# [Data rows]
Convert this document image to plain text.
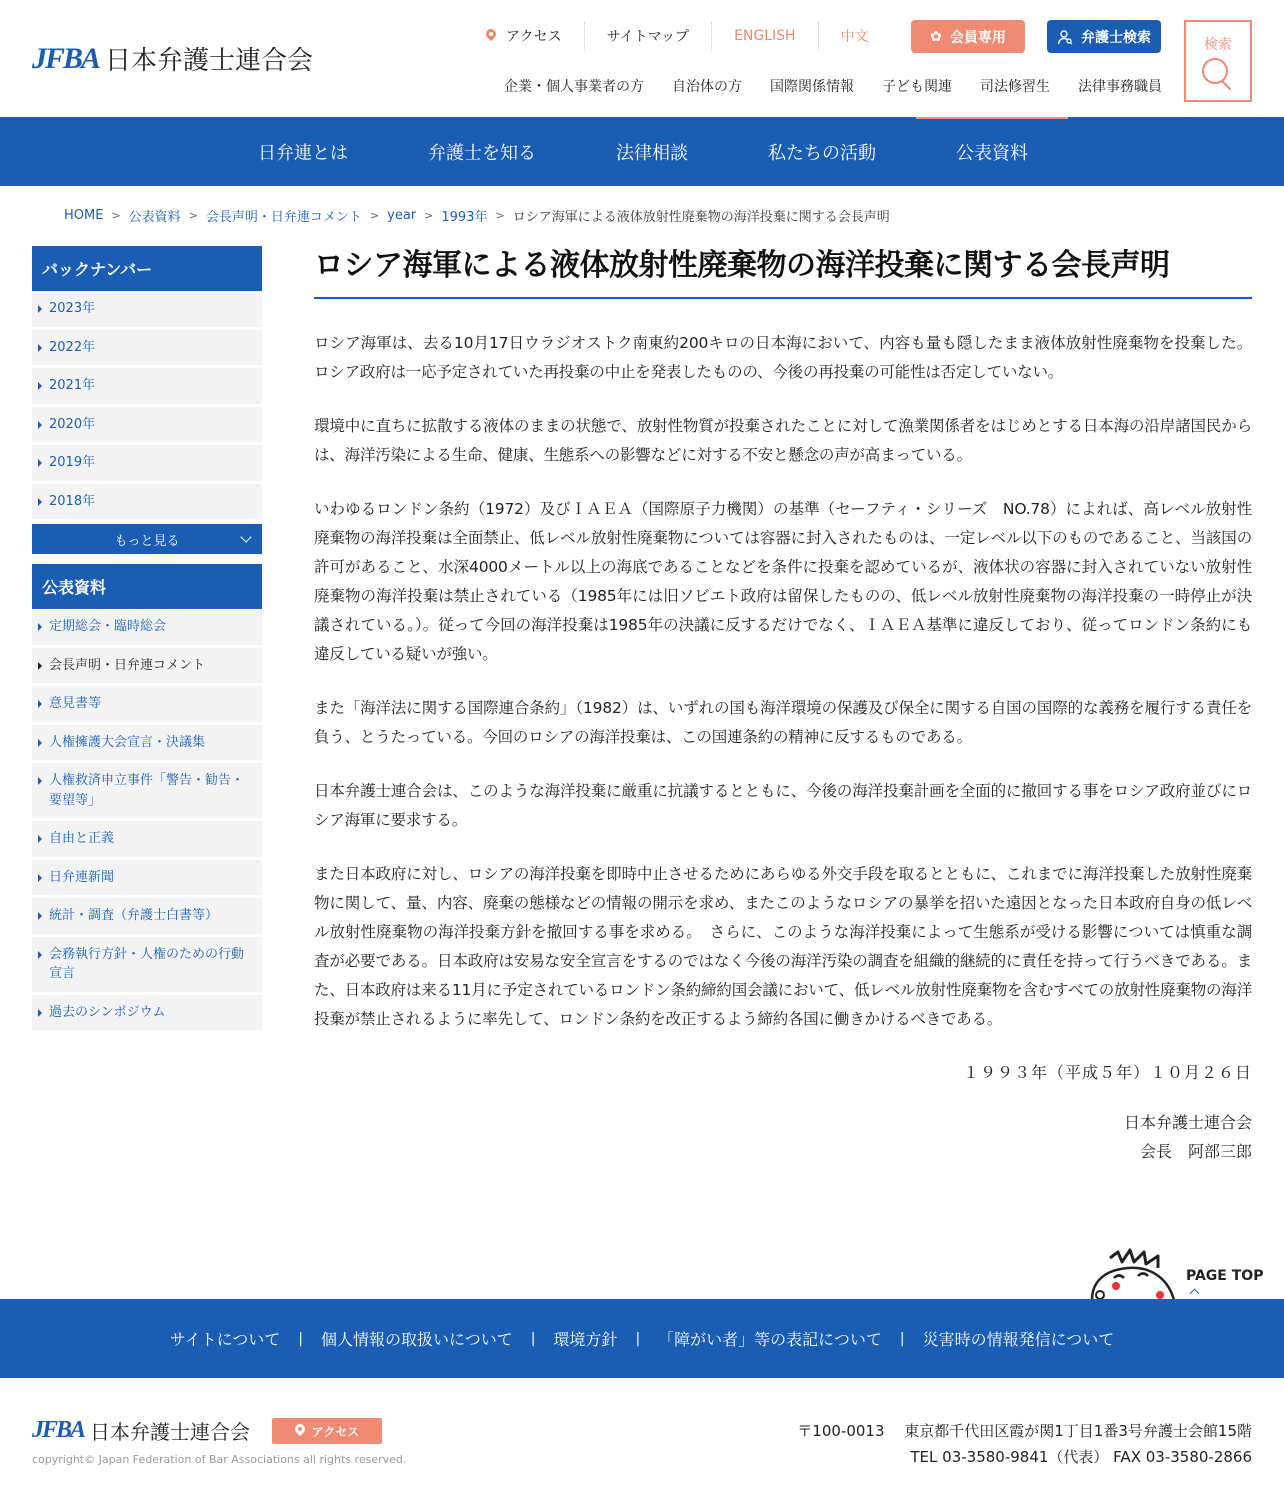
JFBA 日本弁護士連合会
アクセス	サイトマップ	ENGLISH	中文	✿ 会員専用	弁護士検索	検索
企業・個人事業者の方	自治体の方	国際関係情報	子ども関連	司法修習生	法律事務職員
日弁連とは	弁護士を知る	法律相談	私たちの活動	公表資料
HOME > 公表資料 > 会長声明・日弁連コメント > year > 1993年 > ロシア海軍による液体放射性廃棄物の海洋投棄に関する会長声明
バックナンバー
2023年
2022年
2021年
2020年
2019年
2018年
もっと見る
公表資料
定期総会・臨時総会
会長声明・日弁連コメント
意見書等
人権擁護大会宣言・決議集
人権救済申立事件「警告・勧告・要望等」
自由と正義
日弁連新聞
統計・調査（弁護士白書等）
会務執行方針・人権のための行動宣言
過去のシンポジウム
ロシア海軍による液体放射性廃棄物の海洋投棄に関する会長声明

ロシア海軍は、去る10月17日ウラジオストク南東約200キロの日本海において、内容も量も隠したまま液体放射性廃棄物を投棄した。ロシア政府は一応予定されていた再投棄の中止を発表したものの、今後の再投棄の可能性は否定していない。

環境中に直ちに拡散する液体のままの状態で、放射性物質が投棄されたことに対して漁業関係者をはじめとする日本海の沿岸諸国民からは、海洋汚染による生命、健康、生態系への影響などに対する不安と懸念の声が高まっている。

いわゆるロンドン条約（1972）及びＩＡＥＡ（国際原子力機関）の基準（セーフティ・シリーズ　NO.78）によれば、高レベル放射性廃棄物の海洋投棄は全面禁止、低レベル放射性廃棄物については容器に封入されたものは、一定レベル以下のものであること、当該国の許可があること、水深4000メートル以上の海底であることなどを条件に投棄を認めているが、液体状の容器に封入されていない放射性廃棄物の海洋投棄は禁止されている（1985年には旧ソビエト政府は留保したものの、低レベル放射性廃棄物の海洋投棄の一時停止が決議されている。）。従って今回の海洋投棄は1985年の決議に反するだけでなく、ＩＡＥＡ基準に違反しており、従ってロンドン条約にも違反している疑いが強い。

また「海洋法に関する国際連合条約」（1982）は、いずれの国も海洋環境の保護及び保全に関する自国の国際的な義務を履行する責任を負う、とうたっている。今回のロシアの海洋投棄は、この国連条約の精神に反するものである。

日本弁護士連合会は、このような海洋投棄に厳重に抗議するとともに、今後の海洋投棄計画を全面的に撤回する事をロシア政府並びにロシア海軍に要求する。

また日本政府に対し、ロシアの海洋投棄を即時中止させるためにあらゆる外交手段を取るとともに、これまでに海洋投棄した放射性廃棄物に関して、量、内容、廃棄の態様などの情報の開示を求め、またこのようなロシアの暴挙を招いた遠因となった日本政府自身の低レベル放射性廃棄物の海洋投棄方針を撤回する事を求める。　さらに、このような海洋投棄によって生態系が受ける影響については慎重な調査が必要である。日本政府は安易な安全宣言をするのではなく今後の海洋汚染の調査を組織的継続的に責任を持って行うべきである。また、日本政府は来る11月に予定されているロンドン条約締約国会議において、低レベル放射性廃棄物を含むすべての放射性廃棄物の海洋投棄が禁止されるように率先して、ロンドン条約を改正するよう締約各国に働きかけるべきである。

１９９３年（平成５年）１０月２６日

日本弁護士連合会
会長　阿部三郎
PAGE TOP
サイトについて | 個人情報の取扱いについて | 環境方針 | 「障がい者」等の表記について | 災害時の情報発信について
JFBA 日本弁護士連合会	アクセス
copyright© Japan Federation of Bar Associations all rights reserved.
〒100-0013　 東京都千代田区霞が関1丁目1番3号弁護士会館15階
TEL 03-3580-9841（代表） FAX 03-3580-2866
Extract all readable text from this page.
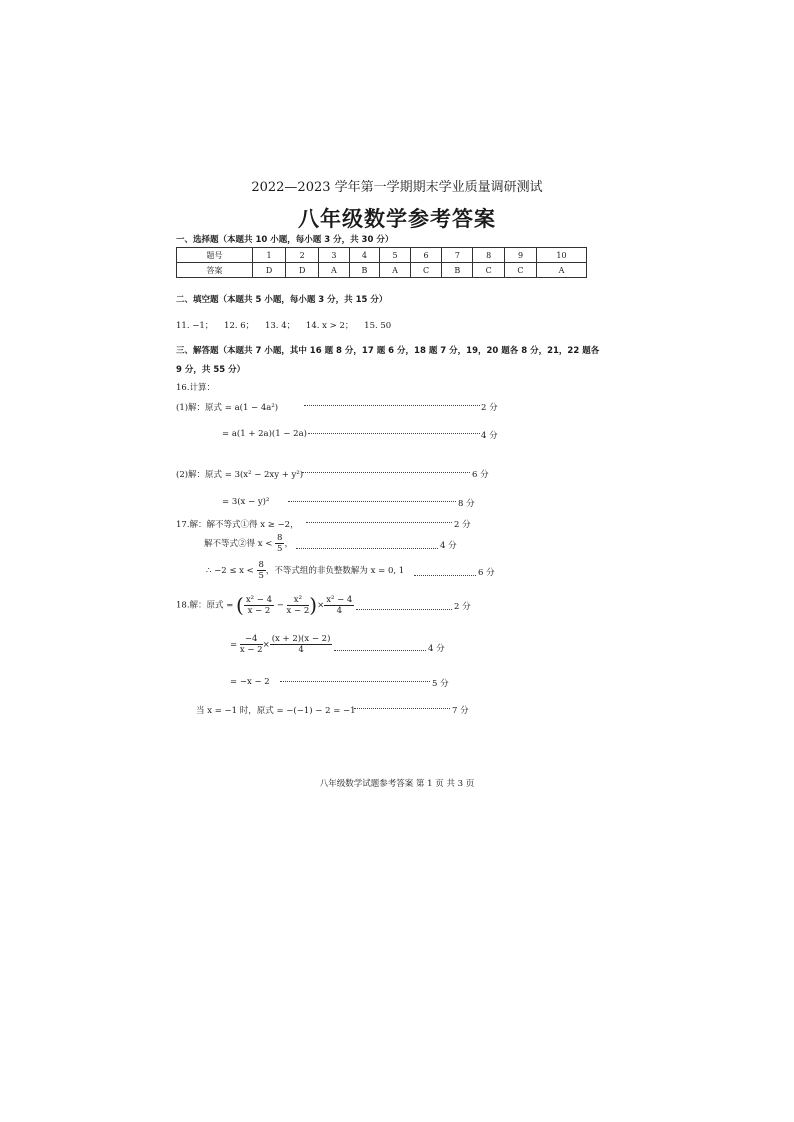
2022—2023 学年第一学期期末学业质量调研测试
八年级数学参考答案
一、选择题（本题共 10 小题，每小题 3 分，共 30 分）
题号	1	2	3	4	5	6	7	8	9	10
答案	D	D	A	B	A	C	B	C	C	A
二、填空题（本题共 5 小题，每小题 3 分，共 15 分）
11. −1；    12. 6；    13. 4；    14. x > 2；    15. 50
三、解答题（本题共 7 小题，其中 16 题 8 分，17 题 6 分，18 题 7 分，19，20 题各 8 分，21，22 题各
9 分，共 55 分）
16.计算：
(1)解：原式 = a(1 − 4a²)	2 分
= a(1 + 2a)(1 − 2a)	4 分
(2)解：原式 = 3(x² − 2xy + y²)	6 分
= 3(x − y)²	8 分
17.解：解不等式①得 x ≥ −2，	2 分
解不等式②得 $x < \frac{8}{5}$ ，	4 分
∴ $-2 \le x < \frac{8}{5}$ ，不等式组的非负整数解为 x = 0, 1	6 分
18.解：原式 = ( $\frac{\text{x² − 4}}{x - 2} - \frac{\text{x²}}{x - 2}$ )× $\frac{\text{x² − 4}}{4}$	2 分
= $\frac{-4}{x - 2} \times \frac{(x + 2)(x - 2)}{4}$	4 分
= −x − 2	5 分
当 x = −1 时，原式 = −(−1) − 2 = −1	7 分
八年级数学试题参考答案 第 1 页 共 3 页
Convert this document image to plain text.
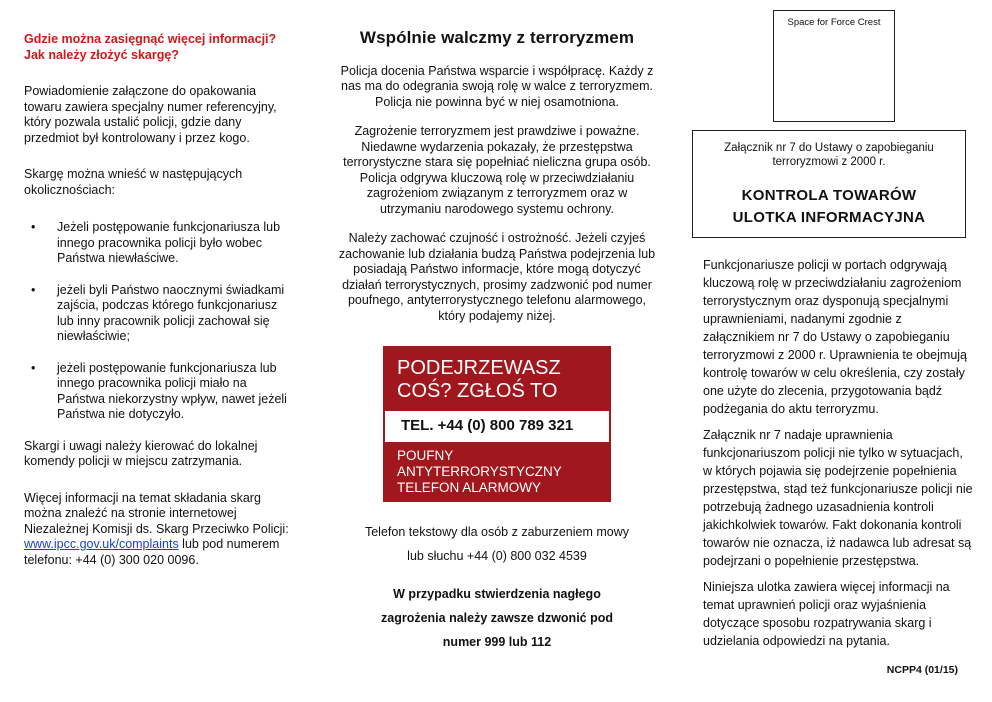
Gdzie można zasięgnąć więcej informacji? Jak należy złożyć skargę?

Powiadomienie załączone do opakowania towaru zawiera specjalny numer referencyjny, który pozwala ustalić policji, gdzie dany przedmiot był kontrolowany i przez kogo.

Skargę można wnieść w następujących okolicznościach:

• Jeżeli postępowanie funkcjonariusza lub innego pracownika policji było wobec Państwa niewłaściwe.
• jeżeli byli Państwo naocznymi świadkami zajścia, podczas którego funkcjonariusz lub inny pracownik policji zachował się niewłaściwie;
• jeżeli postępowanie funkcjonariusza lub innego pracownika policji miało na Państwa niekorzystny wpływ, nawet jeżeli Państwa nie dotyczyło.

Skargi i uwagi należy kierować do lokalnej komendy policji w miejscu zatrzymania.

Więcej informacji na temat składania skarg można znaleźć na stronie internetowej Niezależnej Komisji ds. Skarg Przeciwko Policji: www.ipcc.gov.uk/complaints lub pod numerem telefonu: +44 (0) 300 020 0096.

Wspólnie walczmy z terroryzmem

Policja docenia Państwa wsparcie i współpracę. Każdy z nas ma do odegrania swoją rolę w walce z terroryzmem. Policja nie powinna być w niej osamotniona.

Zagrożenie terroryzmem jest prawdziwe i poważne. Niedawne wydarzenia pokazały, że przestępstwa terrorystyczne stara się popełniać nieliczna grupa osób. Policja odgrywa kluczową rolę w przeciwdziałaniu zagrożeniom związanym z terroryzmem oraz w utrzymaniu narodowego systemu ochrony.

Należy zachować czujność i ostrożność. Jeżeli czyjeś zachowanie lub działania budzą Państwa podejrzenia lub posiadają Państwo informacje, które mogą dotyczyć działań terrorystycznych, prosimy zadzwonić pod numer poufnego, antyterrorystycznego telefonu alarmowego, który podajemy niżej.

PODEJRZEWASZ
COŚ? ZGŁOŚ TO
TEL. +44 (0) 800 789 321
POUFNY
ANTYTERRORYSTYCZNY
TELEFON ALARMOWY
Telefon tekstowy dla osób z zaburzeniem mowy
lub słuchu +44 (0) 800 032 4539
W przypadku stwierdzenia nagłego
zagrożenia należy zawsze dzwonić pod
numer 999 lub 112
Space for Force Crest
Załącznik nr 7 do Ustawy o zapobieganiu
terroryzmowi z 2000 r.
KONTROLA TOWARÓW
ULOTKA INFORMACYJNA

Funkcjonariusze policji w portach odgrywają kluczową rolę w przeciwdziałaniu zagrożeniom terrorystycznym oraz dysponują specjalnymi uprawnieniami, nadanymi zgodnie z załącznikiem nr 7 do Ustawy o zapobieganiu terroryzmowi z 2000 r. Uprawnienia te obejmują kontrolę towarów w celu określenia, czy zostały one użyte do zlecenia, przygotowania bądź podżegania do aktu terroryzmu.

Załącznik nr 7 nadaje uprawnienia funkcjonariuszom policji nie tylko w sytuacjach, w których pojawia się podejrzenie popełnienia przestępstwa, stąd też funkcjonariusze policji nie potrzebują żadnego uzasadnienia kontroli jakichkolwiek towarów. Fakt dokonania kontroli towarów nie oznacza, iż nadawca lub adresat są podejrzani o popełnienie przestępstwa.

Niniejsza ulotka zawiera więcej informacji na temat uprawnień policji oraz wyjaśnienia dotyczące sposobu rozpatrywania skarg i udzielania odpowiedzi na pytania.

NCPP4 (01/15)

# [Task goal]
What is the number of lines in this listing that contain the word "zawiera"? Answer with that number and nothing else.

# [Result below]
2